How many lines of these entries include the string "this"? State the number alone.

[Records from a collection of figures]
>>>>>
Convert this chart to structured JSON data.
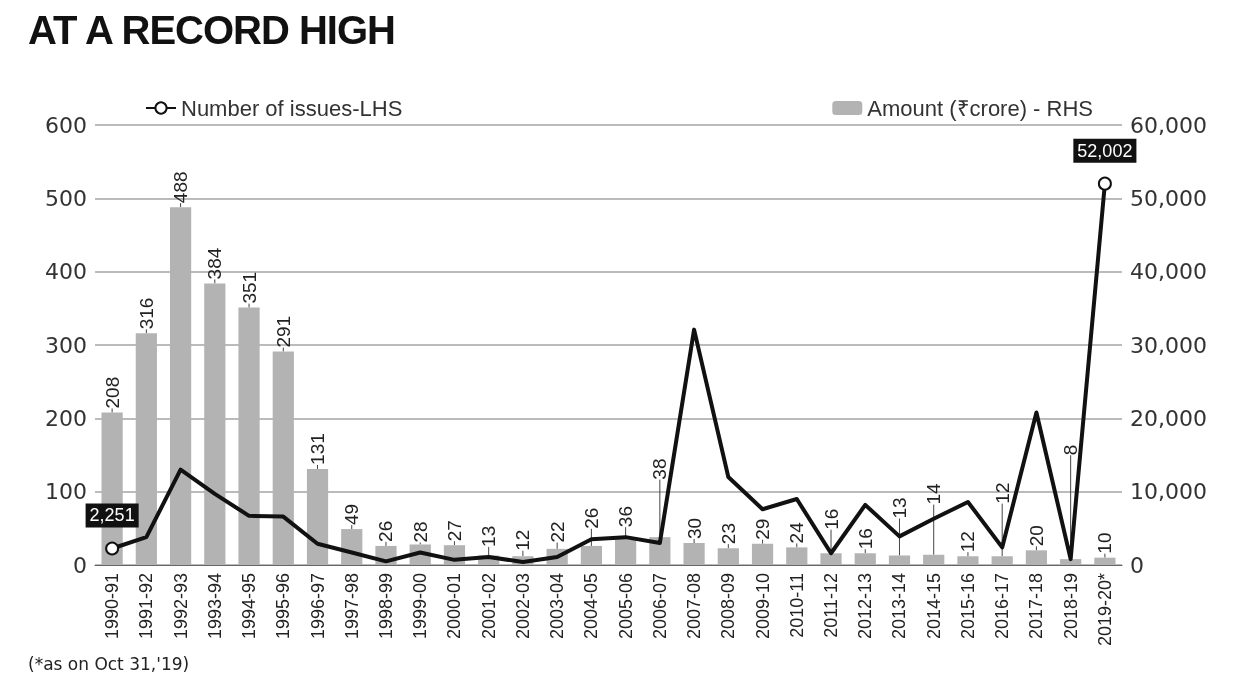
{
  "chart_data": {
    "type": "bar",
    "title": "AT A RECORD HIGH",
    "categories": [
      "1990-91",
      "1991-92",
      "1992-93",
      "1993-94",
      "1994-95",
      "1995-96",
      "1996-97",
      "1997-98",
      "1998-99",
      "1999-00",
      "2000-01",
      "2001-02",
      "2002-03",
      "2003-04",
      "2004-05",
      "2005-06",
      "2006-07",
      "2007-08",
      "2008-09",
      "2009-10",
      "2010-11",
      "2011-12",
      "2012-13",
      "2013-14",
      "2014-15",
      "2015-16",
      "2016-17",
      "2017-18",
      "2018-19",
      "2019-20*"
    ],
    "series": [
      {
        "name": "Amount (₹crore) - RHS",
        "color": "#b3b3b3",
        "values": [
          208,
          316,
          488,
          384,
          351,
          291,
          131,
          49,
          26,
          28,
          27,
          13,
          12,
          22,
          26,
          36,
          38,
          30,
          23,
          29,
          24,
          16,
          16,
          13,
          14,
          12,
          12,
          20,
          8,
          10
        ],
        "value_labels": [
          "208",
          "316",
          "488",
          "384",
          "351",
          "291",
          "131",
          "49",
          "26",
          "28",
          "27",
          "13",
          "12",
          "22",
          "26",
          "36",
          "38",
          "30",
          "23",
          "29",
          "24",
          "16",
          "16",
          "13",
          "14",
          "12",
          "12",
          "20",
          "8",
          "10"
        ]
      },
      {
        "name": "Number of issues-LHS",
        "type": "line",
        "axis": "y2",
        "color": "#111111",
        "values": [
          2251,
          3800,
          13000,
          9700,
          6700,
          6600,
          2900,
          1700,
          500,
          1700,
          700,
          1100,
          400,
          1100,
          3500,
          3800,
          3000,
          32100,
          12000,
          7600,
          9000,
          1600,
          8200,
          3900,
          6300,
          8600,
          2400,
          20800,
          800,
          52002
        ],
        "value_labels": [
          "2,251",
          null,
          null,
          null,
          null,
          null,
          null,
          null,
          null,
          null,
          null,
          null,
          null,
          null,
          null,
          null,
          null,
          null,
          null,
          null,
          null,
          null,
          null,
          null,
          null,
          null,
          null,
          null,
          null,
          "52,002"
        ]
      }
    ],
    "ylim": [
      0,
      600
    ],
    "yticks": [
      0,
      100,
      200,
      300,
      400,
      500,
      600
    ],
    "y2lim": [
      0,
      60000
    ],
    "y2ticks": [
      {
        "value": 0,
        "label": "0"
      },
      {
        "value": 10000,
        "label": "10,000"
      },
      {
        "value": 20000,
        "label": "20,000"
      },
      {
        "value": 30000,
        "label": "30,000"
      },
      {
        "value": 40000,
        "label": "40,000"
      },
      {
        "value": 50000,
        "label": "50,000"
      },
      {
        "value": 60000,
        "label": "60,000"
      }
    ],
    "grid": "y",
    "legend": "top",
    "annotations": [
      "(*as on Oct 31,'19)"
    ]
  }
}
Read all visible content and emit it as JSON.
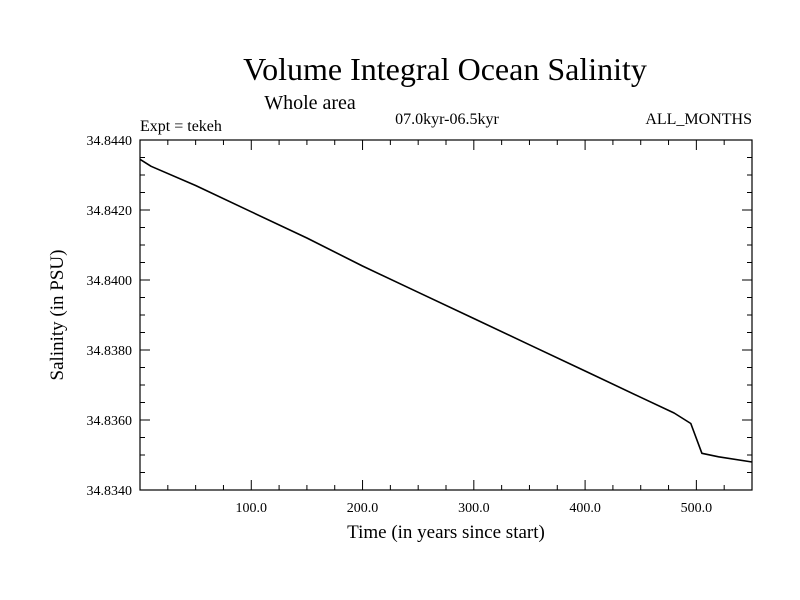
{
  "chart_data": {
    "type": "line",
    "title": "Volume Integral Ocean Salinity",
    "subtitle": "Whole area",
    "experiment_label": "Expt = tekeh",
    "period_label": "07.0kyr-06.5kyr",
    "months_label": "ALL_MONTHS",
    "xlabel": "Time (in years since start)",
    "ylabel": "Salinity (in PSU)",
    "xlim": [
      0,
      550
    ],
    "ylim": [
      34.834,
      34.844
    ],
    "x_tick_labels": [
      "100.0",
      "200.0",
      "300.0",
      "400.0",
      "500.0"
    ],
    "x_ticks": [
      100,
      200,
      300,
      400,
      500
    ],
    "y_tick_labels": [
      "34.8340",
      "34.8360",
      "34.8380",
      "34.8400",
      "34.8420",
      "34.8440"
    ],
    "y_ticks": [
      34.834,
      34.836,
      34.838,
      34.84,
      34.842,
      34.844
    ],
    "grid": false,
    "series": [
      {
        "name": "salinity",
        "x": [
          0,
          10,
          50,
          100,
          150,
          200,
          250,
          300,
          350,
          400,
          450,
          480,
          495,
          505,
          520,
          550
        ],
        "y": [
          34.84345,
          34.84325,
          34.8427,
          34.84195,
          34.8412,
          34.8404,
          34.83965,
          34.8389,
          34.83815,
          34.8374,
          34.83665,
          34.8362,
          34.8359,
          34.83505,
          34.83495,
          34.8348
        ]
      }
    ]
  }
}
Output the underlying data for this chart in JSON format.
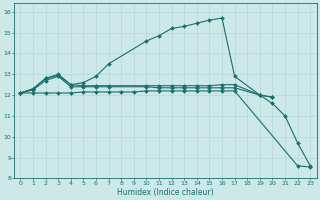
{
  "xlabel": "Humidex (Indice chaleur)",
  "bg_color": "#cce8e8",
  "grid_color": "#b8d8d8",
  "line_color": "#1a6e6e",
  "xlim": [
    -0.5,
    23.5
  ],
  "ylim": [
    8,
    16.4
  ],
  "yticks": [
    8,
    9,
    10,
    11,
    12,
    13,
    14,
    15,
    16
  ],
  "xticks": [
    0,
    1,
    2,
    3,
    4,
    5,
    6,
    7,
    8,
    9,
    10,
    11,
    12,
    13,
    14,
    15,
    16,
    17,
    18,
    19,
    20,
    21,
    22,
    23
  ],
  "line1_x": [
    0,
    1,
    2,
    3,
    4,
    5,
    6,
    7,
    10,
    11,
    12,
    13,
    14,
    15,
    16,
    17,
    19,
    20,
    21,
    22,
    23
  ],
  "line1_y": [
    12.1,
    12.3,
    12.8,
    13.0,
    12.5,
    12.6,
    12.9,
    13.5,
    14.6,
    14.85,
    15.2,
    15.3,
    15.45,
    15.6,
    15.7,
    12.9,
    12.0,
    11.6,
    11.0,
    9.7,
    8.6
  ],
  "line2_x": [
    0,
    1,
    2,
    3,
    4,
    5,
    6,
    7,
    10,
    11,
    12,
    13,
    14,
    15,
    16,
    17,
    19,
    20
  ],
  "line2_y": [
    12.1,
    12.3,
    12.8,
    12.95,
    12.5,
    12.45,
    12.45,
    12.45,
    12.45,
    12.45,
    12.45,
    12.45,
    12.45,
    12.45,
    12.5,
    12.5,
    12.0,
    11.9
  ],
  "line3_x": [
    0,
    1,
    2,
    3,
    4,
    5,
    6,
    7,
    10,
    11,
    12,
    13,
    14,
    15,
    16,
    17,
    19,
    20
  ],
  "line3_y": [
    12.1,
    12.25,
    12.7,
    12.9,
    12.4,
    12.4,
    12.4,
    12.4,
    12.4,
    12.35,
    12.35,
    12.35,
    12.35,
    12.35,
    12.35,
    12.35,
    12.0,
    11.9
  ],
  "line4_x": [
    0,
    1,
    2,
    3,
    4,
    5,
    6,
    7,
    8,
    9,
    10,
    11,
    12,
    13,
    14,
    15,
    16,
    17,
    22,
    23
  ],
  "line4_y": [
    12.1,
    12.1,
    12.1,
    12.1,
    12.1,
    12.15,
    12.15,
    12.15,
    12.15,
    12.15,
    12.2,
    12.2,
    12.2,
    12.2,
    12.2,
    12.2,
    12.2,
    12.2,
    8.6,
    8.55
  ]
}
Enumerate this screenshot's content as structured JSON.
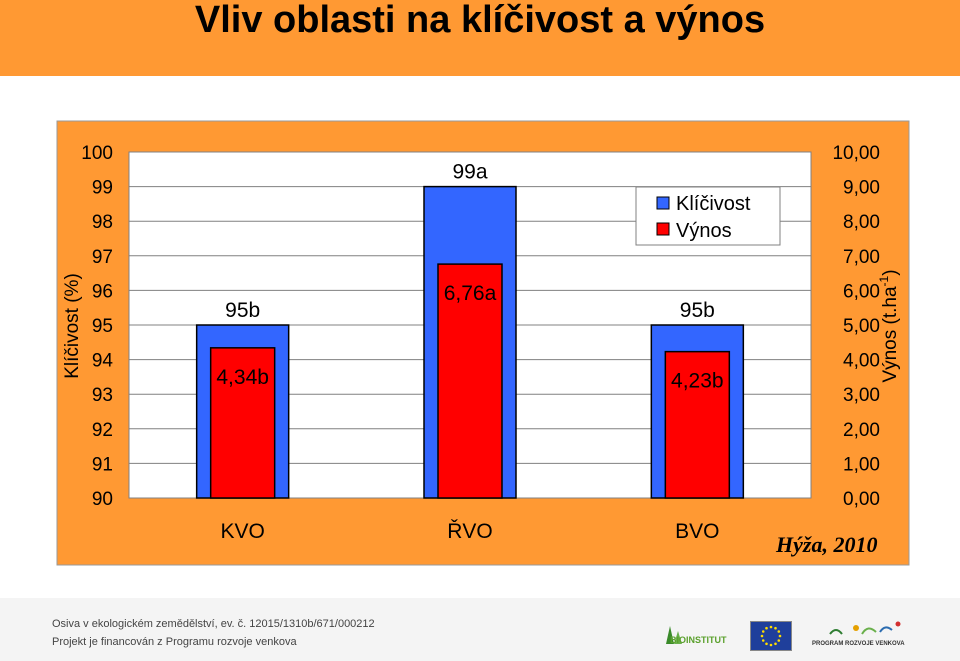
<<<<<
PROBLEM SOLUTION: 3